Begin

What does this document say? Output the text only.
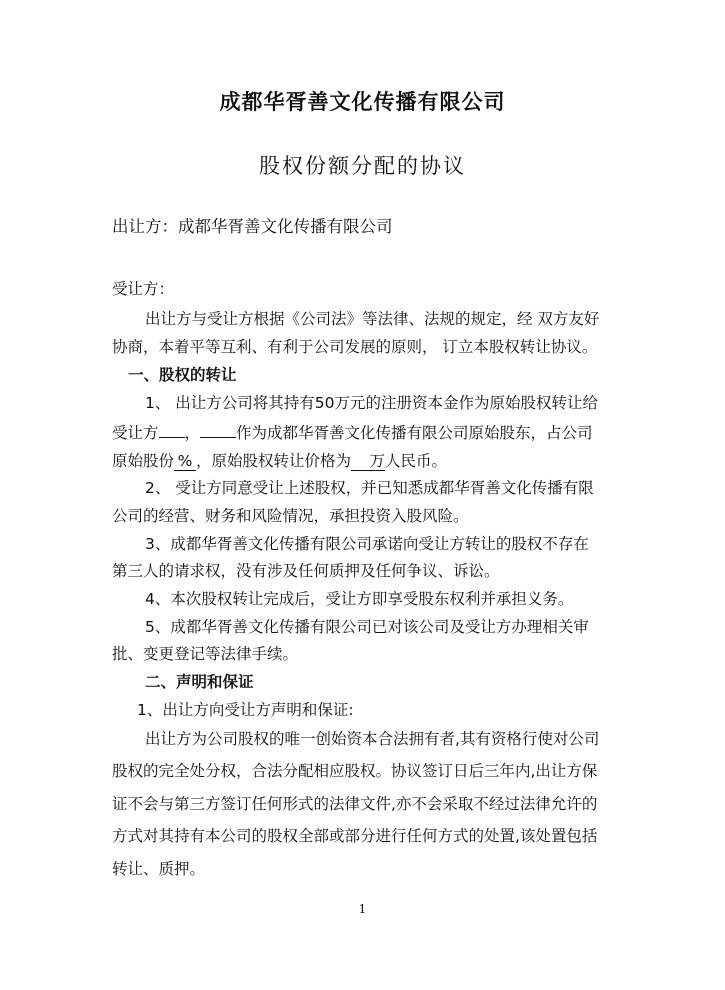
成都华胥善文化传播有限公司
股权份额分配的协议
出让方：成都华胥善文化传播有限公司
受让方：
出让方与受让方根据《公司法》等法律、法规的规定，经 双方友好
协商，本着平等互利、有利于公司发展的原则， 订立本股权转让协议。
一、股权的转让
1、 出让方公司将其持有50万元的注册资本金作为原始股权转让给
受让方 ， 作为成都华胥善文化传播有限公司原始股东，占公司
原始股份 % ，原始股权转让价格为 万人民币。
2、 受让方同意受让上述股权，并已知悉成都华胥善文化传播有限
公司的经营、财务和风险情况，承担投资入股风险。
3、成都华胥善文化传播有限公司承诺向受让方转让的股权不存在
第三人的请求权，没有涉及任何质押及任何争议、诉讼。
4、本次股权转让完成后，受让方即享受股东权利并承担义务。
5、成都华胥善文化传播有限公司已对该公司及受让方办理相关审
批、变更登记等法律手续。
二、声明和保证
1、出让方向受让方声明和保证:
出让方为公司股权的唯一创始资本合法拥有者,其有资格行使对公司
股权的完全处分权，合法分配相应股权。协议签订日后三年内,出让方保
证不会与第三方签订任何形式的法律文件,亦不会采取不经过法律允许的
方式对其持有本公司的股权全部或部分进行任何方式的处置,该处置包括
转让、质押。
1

End
Begin

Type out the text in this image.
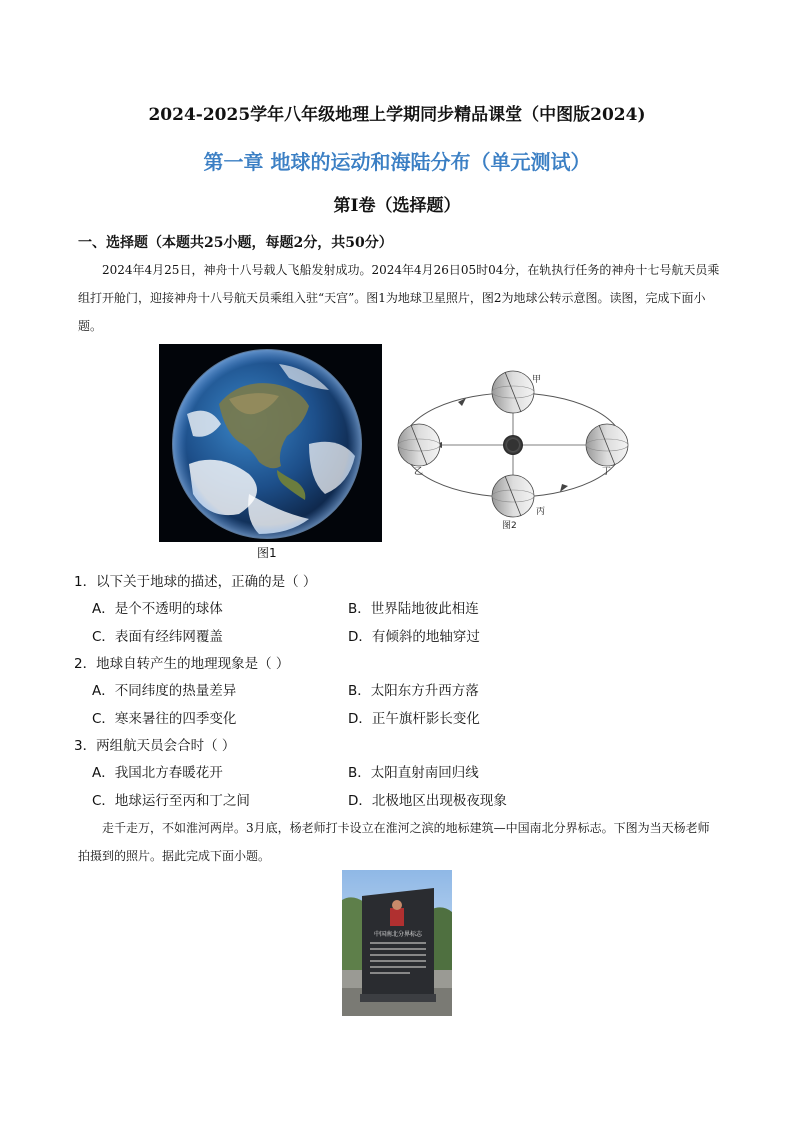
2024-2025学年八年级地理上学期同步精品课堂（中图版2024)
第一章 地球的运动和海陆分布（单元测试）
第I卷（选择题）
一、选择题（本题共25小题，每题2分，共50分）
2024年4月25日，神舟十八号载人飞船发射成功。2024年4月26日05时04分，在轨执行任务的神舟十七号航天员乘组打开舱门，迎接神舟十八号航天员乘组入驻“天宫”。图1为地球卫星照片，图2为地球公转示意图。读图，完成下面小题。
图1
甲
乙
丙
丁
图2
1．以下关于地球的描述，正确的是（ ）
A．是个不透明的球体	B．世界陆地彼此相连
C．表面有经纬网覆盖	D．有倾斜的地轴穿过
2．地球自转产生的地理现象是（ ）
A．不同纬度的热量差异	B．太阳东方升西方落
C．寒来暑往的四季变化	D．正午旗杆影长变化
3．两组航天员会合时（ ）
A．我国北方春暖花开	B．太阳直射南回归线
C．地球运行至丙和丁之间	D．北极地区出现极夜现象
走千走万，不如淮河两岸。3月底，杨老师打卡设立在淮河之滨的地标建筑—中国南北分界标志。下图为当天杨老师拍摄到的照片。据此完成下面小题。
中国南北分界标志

End
Begin

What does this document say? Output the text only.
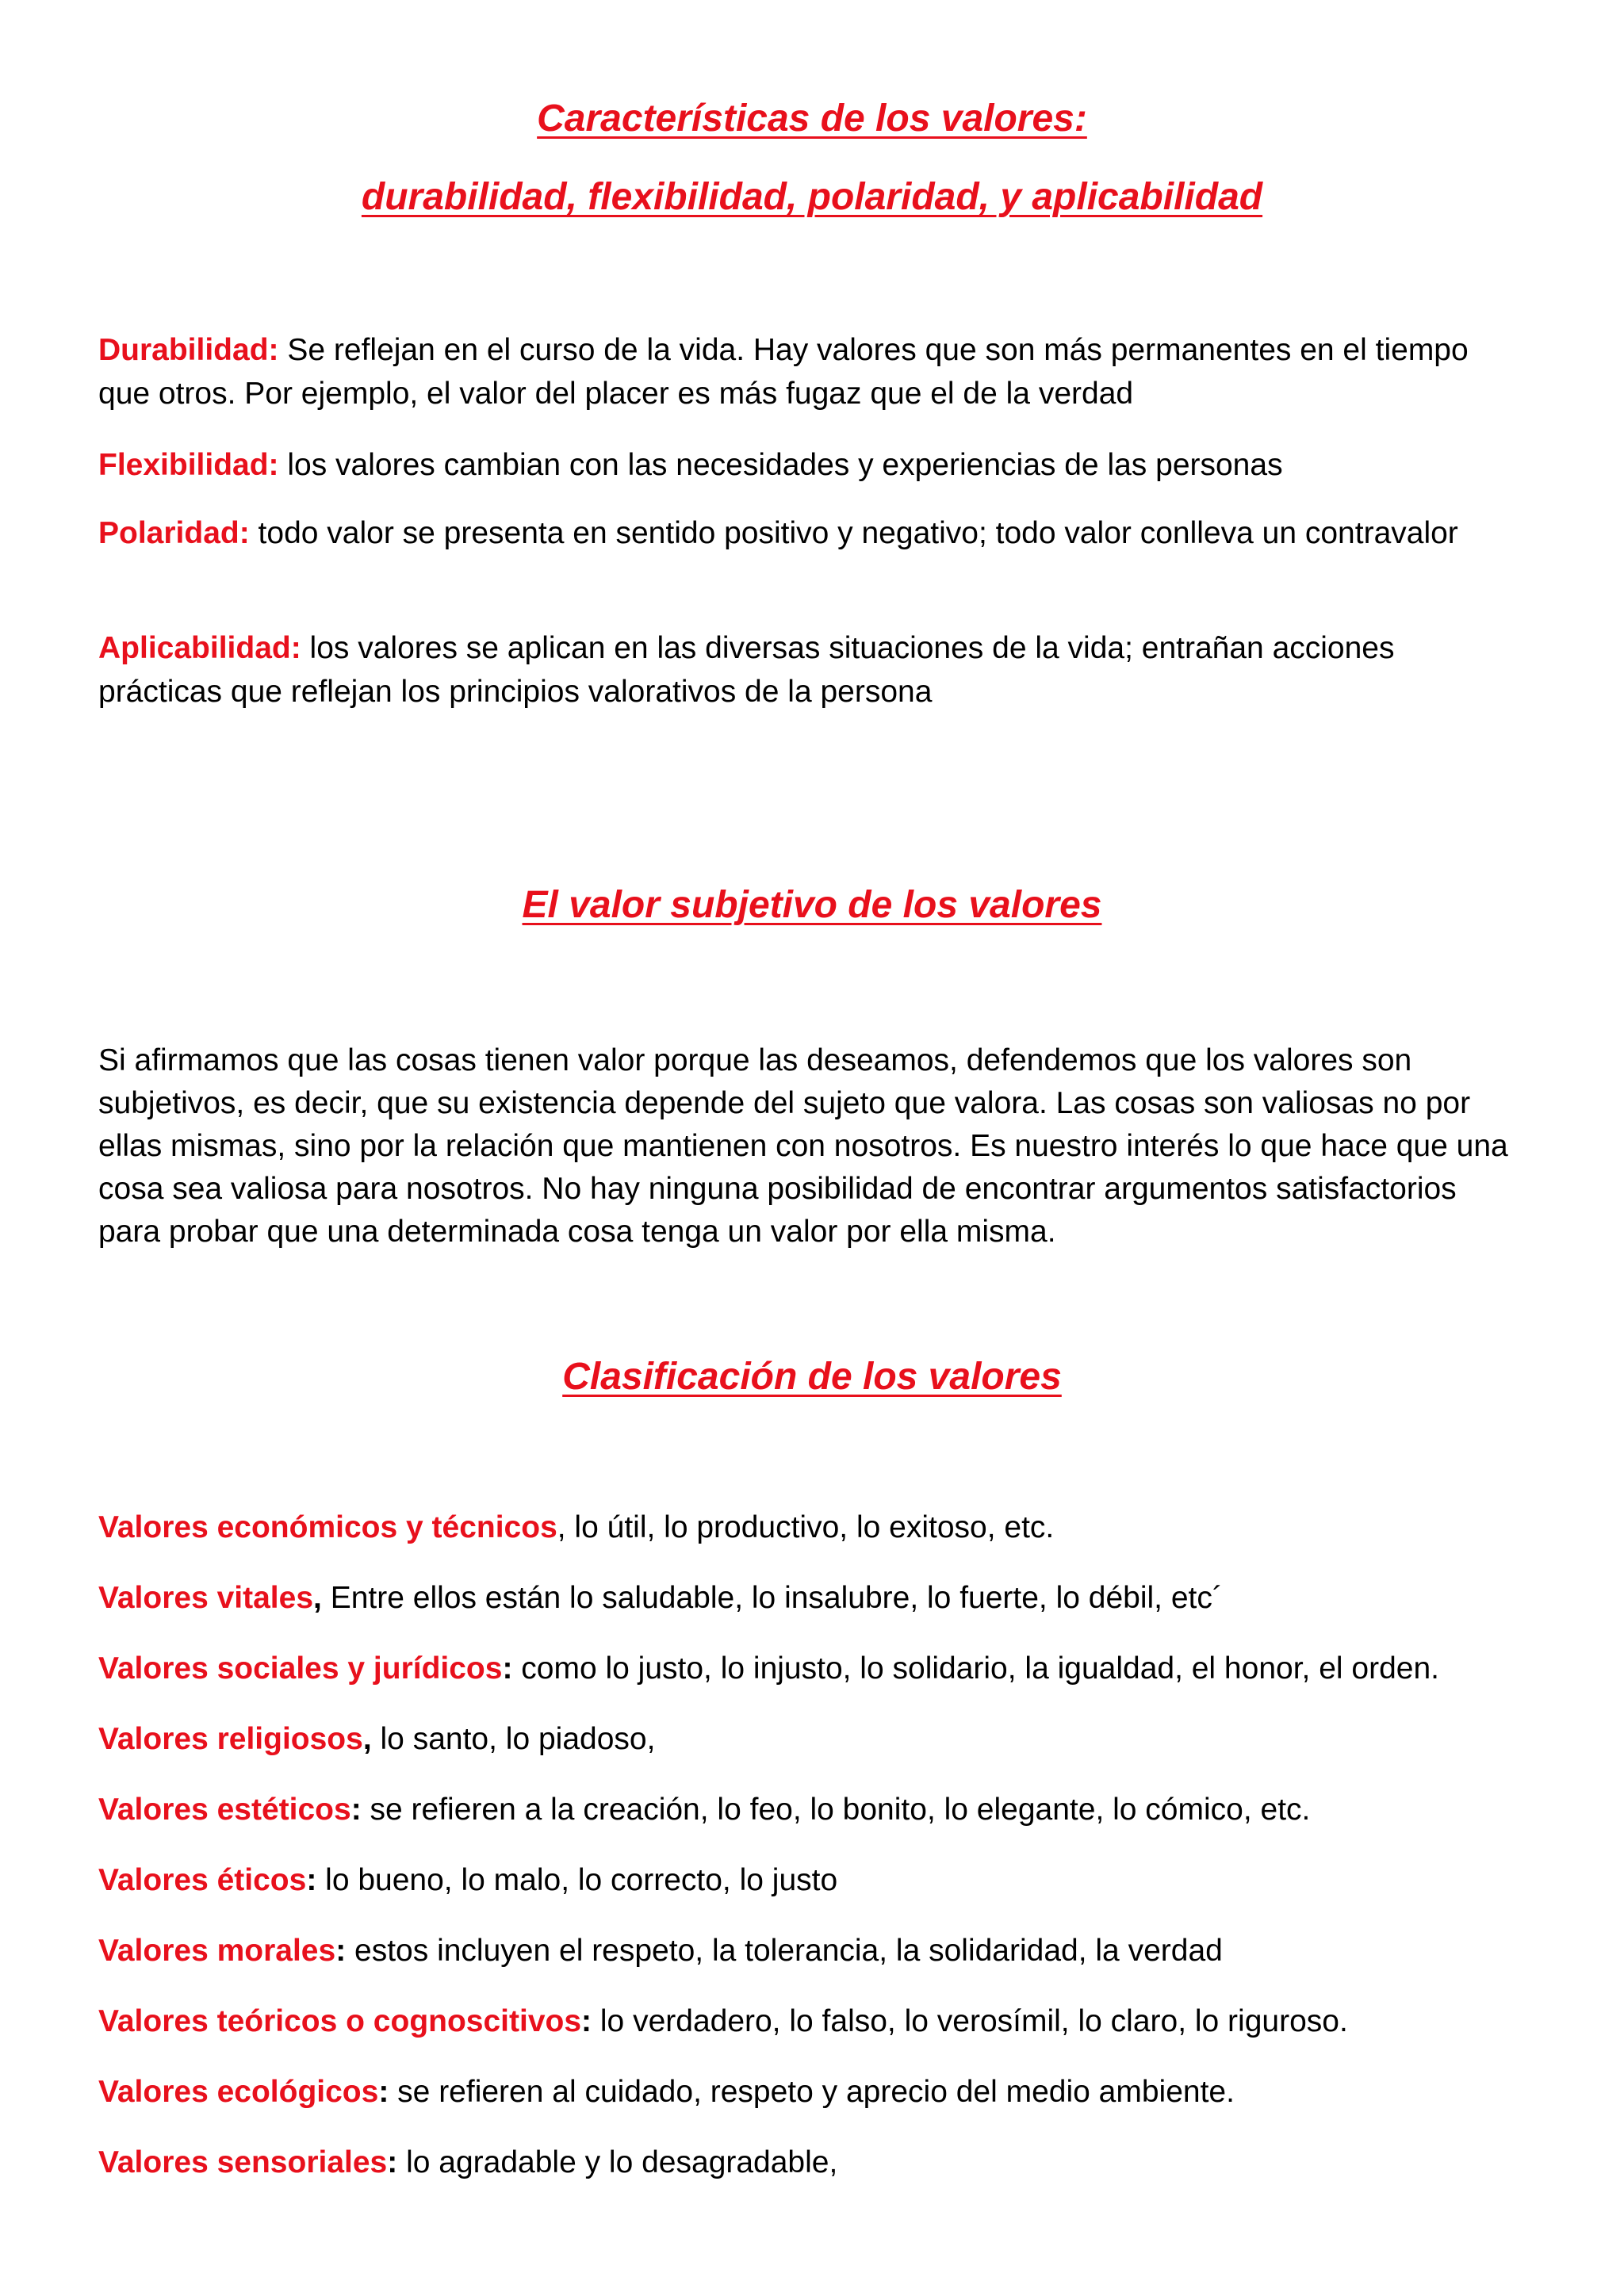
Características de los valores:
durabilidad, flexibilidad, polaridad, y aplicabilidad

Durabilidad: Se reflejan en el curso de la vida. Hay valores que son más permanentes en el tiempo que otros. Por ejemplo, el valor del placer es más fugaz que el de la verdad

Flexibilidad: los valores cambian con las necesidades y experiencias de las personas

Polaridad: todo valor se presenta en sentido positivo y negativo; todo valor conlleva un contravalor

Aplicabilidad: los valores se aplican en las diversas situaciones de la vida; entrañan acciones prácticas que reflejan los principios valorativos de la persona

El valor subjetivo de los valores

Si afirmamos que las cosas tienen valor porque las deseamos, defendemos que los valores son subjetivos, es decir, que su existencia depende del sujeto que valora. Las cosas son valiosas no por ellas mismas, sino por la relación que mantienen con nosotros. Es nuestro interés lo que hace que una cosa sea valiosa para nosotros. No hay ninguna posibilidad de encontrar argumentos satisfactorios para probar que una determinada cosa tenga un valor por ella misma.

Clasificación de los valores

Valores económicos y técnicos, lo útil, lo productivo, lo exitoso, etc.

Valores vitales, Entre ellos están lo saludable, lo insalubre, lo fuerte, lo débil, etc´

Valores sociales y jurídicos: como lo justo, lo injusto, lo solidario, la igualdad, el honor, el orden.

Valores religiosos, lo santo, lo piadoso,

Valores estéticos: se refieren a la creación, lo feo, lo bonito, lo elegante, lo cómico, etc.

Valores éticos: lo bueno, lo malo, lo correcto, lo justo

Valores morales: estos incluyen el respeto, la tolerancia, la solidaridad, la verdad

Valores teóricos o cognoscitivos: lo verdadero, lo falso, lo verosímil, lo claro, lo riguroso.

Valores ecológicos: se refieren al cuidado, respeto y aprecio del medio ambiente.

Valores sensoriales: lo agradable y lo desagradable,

End

• Problem
State the number of lines that contain the string "refieren", with no other words.

• Written response
2